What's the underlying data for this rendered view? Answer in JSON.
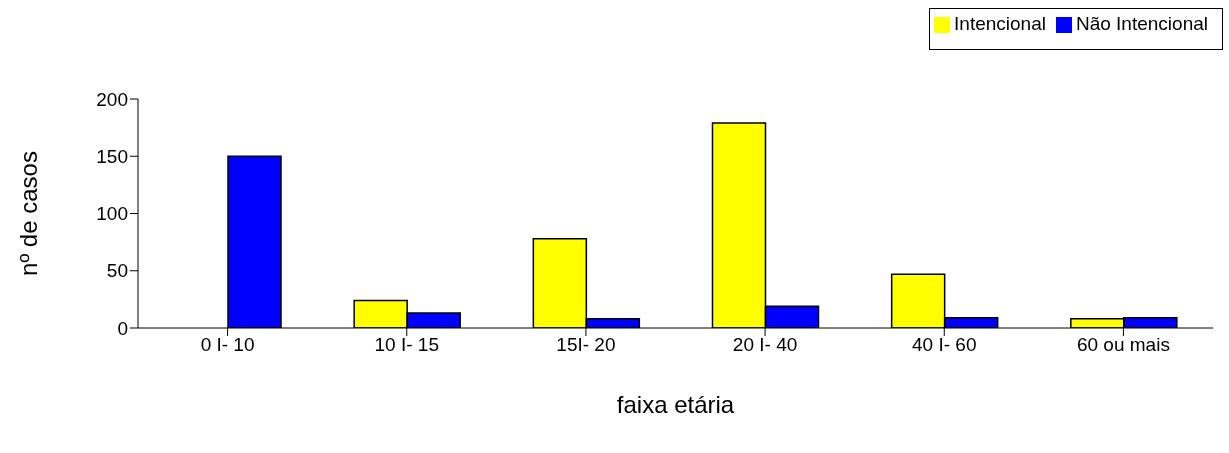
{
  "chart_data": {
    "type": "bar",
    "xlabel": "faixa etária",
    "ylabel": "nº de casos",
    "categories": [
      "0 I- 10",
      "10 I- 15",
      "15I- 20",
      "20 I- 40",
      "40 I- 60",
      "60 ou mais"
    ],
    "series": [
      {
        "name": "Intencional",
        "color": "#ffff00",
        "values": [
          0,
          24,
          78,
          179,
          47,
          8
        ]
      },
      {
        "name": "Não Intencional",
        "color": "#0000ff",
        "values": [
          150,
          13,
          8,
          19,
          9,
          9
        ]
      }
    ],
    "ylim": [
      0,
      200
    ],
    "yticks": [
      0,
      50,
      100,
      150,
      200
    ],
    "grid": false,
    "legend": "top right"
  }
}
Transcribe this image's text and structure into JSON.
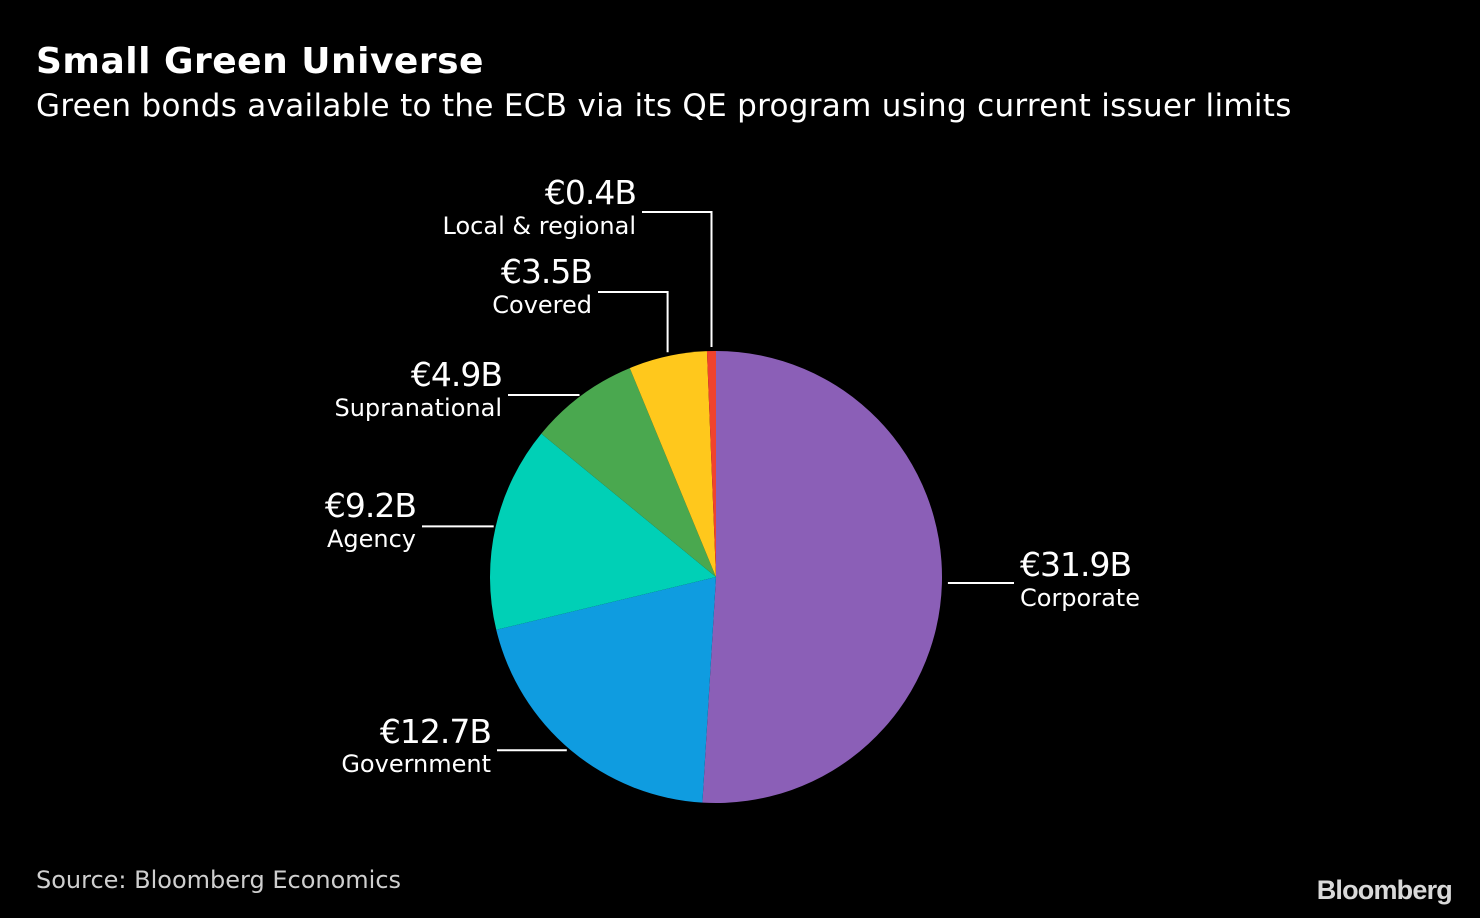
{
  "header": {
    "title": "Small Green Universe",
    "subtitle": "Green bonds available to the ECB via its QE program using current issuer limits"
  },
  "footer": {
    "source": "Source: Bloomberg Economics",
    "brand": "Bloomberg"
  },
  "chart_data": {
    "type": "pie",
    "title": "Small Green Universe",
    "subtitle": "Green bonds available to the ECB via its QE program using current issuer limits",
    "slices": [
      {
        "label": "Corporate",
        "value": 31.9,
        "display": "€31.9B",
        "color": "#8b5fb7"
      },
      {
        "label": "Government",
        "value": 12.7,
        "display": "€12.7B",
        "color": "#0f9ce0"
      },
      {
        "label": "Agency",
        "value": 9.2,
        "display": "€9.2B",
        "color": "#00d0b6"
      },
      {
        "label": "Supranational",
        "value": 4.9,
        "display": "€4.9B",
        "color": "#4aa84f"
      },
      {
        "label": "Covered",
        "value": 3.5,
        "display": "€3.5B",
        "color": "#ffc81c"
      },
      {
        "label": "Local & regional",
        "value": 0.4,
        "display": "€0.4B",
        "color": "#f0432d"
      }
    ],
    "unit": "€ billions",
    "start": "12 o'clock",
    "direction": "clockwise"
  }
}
◆ ◆ ◆
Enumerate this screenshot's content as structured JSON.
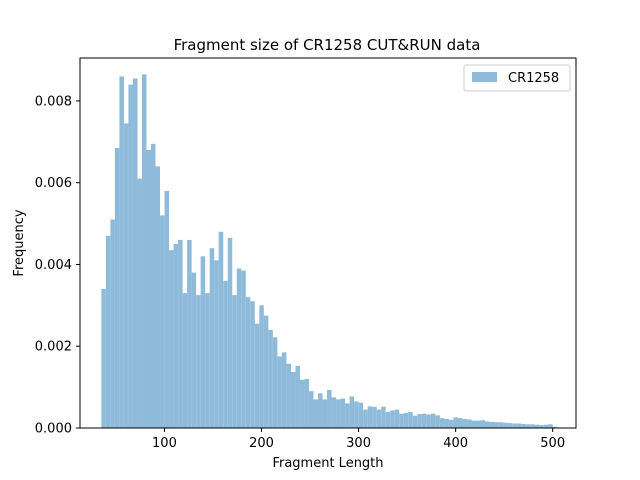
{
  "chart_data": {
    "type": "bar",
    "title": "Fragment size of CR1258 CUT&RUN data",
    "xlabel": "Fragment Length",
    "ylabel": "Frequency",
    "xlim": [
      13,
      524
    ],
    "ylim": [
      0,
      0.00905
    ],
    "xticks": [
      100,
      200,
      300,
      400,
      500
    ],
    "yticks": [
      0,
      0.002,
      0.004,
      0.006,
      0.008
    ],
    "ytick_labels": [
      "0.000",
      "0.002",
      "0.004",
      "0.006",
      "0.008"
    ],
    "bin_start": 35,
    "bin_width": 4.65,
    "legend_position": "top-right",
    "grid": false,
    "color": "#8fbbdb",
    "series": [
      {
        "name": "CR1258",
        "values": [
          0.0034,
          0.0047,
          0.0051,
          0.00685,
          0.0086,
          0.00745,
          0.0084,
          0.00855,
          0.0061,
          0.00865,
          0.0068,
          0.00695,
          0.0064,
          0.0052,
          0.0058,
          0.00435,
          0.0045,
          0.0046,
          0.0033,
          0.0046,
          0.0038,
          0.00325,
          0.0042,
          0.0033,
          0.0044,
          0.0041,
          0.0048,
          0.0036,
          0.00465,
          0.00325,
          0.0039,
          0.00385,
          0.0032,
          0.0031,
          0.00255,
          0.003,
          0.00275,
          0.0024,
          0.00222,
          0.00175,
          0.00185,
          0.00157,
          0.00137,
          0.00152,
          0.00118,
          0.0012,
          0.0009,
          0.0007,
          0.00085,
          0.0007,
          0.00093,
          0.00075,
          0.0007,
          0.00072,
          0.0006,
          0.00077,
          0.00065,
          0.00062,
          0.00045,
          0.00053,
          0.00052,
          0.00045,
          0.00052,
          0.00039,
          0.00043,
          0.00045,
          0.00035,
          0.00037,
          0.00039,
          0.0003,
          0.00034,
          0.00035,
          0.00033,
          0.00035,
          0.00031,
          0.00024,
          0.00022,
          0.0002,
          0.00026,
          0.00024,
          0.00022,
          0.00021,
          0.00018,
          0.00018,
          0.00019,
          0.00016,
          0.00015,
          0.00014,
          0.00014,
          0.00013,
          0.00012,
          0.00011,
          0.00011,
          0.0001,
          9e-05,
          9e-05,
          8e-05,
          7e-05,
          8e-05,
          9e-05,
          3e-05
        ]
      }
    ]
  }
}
◆ ◆ ◆
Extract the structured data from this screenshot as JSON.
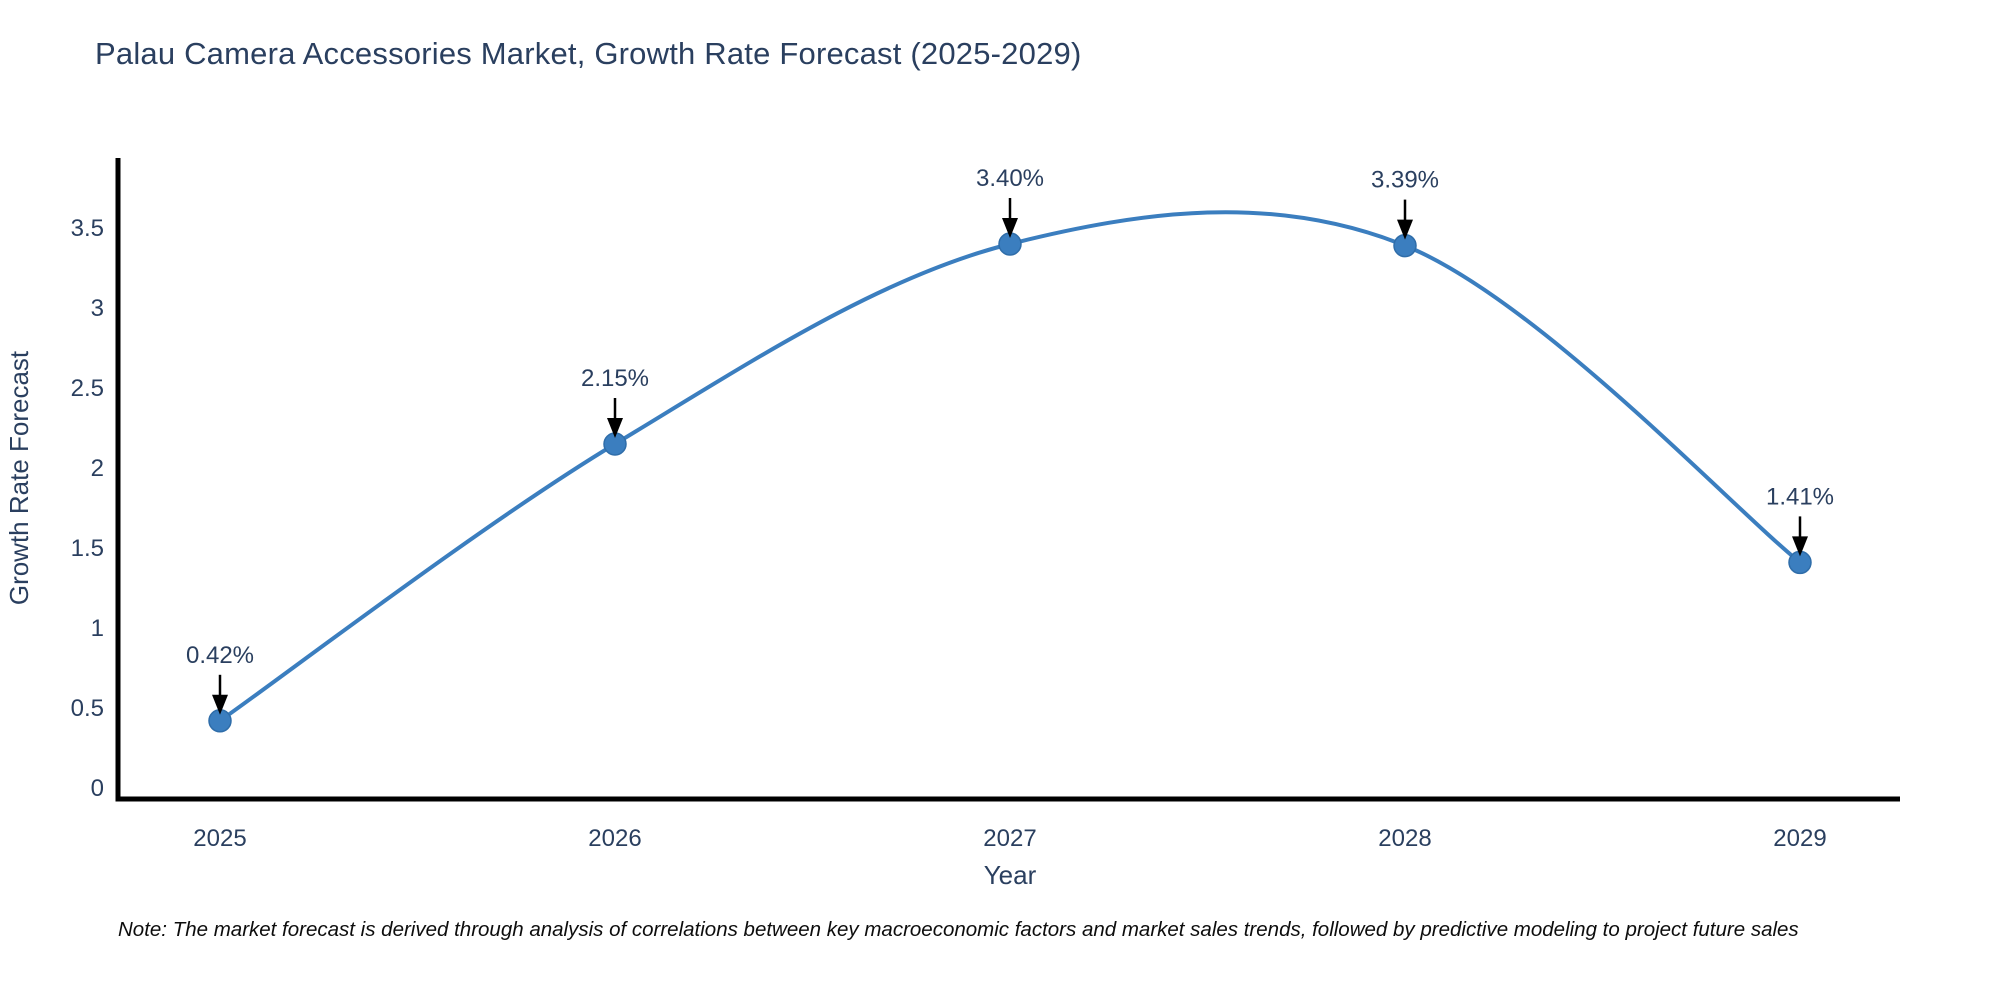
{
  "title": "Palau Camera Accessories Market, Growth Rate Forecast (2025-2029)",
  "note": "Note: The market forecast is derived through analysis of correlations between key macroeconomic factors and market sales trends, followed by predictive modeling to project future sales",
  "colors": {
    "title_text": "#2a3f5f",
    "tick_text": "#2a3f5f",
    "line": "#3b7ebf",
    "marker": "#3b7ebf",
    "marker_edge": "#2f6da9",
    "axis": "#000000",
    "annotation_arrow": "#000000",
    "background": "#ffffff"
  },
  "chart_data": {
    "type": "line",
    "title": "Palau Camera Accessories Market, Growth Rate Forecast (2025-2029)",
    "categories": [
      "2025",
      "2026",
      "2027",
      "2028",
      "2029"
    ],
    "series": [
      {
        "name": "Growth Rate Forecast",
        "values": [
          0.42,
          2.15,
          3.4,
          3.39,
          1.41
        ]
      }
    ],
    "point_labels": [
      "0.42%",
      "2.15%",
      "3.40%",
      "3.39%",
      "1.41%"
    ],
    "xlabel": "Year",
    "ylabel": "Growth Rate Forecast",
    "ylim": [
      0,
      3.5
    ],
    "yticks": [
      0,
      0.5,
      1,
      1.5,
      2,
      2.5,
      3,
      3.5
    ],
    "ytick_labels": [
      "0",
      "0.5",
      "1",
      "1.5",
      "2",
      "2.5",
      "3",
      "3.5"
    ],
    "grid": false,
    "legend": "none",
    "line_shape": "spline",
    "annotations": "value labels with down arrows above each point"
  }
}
◆ ◆ ◆
_WHAT IS EXPECTED_
Lines of the listing that contain the word "subtitle" are to be counted; report only their number.

_PROBLEM SOLUTION_
2